-- Task statement --
Filter the records below down to lines containing "from".

-- Entries supplied --
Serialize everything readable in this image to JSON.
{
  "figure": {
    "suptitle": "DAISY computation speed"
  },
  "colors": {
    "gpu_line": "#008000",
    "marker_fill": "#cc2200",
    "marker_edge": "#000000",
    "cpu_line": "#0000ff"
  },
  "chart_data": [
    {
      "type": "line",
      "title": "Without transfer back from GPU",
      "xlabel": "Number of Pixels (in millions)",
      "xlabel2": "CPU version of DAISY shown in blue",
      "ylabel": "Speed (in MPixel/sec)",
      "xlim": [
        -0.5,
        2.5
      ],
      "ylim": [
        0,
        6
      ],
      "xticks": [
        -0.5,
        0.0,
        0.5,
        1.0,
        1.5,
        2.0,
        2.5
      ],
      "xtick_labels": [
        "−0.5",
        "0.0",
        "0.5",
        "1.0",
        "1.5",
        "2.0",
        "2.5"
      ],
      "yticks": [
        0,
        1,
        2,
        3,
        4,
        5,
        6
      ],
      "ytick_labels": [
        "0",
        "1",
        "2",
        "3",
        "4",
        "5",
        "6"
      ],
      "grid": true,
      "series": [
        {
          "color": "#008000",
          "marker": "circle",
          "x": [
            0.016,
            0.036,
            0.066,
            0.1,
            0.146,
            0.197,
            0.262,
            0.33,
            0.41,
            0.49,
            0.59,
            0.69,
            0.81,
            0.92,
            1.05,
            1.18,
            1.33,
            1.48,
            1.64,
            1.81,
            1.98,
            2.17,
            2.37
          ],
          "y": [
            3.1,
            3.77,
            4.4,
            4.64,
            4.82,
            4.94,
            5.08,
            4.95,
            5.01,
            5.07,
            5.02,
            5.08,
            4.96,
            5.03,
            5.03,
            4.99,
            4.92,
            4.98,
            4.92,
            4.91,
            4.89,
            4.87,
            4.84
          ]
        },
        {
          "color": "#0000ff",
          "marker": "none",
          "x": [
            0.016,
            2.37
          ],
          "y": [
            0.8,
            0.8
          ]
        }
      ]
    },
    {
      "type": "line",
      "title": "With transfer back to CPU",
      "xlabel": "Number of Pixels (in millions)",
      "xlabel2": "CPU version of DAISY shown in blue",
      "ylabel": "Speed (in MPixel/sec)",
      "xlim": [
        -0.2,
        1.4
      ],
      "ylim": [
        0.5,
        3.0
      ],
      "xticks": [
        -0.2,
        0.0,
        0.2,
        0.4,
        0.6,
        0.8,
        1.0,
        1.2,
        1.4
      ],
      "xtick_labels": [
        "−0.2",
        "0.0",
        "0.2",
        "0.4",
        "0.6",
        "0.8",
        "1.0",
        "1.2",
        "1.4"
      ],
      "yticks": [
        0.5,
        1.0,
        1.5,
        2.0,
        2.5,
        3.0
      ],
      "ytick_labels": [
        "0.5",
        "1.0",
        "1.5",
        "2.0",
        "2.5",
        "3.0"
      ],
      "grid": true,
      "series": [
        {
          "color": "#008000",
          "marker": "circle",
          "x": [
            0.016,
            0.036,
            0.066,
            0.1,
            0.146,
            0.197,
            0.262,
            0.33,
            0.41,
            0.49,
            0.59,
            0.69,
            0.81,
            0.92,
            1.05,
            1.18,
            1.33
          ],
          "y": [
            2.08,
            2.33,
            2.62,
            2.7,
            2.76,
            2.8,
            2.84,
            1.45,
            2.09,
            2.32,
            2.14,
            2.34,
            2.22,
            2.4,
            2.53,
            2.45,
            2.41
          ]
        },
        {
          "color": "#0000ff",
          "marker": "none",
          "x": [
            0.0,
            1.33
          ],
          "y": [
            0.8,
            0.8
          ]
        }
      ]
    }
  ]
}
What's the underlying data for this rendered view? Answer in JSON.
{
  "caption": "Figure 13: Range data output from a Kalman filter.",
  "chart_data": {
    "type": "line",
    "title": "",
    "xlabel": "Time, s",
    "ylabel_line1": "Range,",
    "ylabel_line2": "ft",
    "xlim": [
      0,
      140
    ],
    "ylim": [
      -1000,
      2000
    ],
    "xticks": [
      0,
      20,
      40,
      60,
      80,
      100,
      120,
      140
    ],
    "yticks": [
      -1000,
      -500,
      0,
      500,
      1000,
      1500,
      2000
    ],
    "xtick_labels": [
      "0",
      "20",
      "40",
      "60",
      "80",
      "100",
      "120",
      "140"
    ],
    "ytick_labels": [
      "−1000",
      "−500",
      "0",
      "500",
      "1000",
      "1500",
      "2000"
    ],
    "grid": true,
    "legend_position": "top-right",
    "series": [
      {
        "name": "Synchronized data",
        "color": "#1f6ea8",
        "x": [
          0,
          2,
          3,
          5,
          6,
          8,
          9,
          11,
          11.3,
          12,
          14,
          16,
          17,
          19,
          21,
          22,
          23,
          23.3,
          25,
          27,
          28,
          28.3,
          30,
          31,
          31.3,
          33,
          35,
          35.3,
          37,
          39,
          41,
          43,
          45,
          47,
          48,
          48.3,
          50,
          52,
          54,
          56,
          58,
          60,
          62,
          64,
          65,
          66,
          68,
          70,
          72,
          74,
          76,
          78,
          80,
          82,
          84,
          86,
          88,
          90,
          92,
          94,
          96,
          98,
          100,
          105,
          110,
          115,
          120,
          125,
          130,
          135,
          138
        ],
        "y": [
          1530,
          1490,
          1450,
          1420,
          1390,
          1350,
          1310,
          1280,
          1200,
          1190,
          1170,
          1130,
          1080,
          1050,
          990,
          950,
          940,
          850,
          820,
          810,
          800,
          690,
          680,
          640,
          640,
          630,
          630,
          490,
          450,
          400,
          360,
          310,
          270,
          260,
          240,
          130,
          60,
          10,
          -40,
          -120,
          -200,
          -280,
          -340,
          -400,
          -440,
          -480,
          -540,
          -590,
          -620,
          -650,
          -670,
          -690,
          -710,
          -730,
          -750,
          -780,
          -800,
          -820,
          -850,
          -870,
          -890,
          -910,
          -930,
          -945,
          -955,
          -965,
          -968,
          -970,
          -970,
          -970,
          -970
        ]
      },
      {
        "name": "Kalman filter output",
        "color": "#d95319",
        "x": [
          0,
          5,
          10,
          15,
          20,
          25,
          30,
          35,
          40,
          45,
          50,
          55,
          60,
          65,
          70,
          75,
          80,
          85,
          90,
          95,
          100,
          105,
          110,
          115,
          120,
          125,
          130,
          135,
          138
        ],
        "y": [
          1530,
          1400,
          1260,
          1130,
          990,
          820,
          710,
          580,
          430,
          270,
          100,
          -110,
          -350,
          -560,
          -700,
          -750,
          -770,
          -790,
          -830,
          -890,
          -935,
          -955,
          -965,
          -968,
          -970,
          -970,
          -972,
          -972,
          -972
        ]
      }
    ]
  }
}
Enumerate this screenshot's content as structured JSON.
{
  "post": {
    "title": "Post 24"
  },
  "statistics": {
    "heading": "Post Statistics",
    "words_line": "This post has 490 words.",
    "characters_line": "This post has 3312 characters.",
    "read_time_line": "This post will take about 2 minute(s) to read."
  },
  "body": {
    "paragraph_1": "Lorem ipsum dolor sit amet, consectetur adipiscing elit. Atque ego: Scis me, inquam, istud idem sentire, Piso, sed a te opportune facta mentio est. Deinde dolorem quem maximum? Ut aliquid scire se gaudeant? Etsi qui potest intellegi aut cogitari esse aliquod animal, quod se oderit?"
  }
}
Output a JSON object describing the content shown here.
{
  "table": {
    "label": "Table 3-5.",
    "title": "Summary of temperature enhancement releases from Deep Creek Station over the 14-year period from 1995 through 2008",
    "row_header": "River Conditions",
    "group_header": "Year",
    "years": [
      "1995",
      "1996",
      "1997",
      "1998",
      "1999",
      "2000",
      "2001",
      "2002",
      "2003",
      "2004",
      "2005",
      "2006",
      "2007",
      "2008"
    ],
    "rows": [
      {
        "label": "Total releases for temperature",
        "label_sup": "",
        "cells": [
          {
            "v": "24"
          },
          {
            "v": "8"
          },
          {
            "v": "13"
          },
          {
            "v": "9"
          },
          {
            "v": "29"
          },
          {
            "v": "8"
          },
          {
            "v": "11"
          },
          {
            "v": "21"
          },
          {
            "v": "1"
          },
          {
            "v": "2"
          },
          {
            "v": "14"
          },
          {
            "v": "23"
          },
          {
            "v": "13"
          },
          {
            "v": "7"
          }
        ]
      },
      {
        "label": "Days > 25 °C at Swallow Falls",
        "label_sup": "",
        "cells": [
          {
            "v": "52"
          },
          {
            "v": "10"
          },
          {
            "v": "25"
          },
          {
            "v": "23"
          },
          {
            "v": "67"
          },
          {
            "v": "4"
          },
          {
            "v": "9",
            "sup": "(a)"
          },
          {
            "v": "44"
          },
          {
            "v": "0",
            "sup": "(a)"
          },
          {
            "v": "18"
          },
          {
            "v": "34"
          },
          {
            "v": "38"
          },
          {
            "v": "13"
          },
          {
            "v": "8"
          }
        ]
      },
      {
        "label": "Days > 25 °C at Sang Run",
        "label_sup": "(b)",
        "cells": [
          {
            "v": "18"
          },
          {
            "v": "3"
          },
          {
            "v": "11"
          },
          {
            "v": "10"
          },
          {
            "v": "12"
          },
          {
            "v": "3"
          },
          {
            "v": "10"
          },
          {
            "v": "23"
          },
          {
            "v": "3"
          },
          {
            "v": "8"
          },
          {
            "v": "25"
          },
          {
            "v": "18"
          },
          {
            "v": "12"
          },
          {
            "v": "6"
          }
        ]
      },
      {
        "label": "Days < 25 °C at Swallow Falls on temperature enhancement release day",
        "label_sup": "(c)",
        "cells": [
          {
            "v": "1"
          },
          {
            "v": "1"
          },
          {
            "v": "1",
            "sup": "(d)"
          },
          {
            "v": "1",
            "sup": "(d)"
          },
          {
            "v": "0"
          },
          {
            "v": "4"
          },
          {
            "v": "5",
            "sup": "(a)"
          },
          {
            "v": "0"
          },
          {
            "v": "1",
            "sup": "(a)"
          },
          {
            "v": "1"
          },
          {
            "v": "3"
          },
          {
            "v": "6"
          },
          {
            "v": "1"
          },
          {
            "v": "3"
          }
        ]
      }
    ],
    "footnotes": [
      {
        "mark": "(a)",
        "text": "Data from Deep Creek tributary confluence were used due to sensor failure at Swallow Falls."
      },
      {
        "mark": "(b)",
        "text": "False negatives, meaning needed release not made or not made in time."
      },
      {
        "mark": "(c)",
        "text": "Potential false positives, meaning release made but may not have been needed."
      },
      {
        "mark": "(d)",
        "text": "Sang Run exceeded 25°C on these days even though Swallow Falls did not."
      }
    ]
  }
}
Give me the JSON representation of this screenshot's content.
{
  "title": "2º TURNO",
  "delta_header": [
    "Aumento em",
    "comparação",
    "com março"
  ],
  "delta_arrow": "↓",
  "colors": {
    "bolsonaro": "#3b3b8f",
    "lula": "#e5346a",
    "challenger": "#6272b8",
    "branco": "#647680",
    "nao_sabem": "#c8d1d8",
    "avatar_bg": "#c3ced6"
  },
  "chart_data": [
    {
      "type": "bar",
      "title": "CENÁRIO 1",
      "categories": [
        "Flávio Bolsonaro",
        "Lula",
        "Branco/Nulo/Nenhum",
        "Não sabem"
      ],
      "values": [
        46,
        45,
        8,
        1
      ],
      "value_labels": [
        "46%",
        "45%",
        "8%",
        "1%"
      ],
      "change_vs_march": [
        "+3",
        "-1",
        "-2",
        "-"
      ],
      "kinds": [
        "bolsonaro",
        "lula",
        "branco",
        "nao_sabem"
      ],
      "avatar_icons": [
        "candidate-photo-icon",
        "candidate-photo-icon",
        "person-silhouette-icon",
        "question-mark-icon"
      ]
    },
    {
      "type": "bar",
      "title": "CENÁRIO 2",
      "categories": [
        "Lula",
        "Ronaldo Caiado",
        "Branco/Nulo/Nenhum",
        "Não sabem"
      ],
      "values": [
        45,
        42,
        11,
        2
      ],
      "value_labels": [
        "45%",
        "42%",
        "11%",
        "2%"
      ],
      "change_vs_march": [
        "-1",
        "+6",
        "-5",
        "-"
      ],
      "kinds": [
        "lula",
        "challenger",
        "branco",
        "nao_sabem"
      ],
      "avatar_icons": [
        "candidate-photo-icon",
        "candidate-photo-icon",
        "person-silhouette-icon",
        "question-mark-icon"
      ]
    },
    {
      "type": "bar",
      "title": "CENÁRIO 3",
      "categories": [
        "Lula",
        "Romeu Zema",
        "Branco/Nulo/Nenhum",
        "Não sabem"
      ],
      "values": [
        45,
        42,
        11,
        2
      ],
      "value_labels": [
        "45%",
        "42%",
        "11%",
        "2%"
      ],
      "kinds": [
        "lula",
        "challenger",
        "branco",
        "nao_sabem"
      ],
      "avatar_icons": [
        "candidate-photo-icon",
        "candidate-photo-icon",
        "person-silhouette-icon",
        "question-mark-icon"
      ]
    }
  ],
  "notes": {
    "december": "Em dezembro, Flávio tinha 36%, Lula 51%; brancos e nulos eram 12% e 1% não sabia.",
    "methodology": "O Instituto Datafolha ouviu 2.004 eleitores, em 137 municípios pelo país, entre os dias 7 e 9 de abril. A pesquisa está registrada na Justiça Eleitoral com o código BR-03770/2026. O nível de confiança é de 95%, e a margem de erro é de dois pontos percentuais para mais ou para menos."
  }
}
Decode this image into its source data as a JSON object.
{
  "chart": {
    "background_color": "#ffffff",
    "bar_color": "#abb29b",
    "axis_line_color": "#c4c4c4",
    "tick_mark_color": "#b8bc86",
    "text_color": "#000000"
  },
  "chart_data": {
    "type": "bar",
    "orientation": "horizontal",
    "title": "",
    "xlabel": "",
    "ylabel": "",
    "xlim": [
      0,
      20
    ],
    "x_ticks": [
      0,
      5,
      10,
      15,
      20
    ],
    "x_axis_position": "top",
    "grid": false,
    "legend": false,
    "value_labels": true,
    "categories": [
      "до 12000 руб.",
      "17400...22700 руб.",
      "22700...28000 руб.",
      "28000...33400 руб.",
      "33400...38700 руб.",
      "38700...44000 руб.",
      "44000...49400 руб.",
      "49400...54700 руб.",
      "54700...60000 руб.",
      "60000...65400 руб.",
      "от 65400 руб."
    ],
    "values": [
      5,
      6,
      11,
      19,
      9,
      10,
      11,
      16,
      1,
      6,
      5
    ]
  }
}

-- Solution to the problem --
      "title": "Without transfer back from GPU",
  "caption": "Figure 13: Range data output from a Kalman filter.",
    "title": "Summary of temperature enhancement releases from Deep Creek Station over the 14-year period from 1995 through 2008",
        "text": "Data from Deep Creek tributary confluence were used due to sensor failure at Swallow Falls."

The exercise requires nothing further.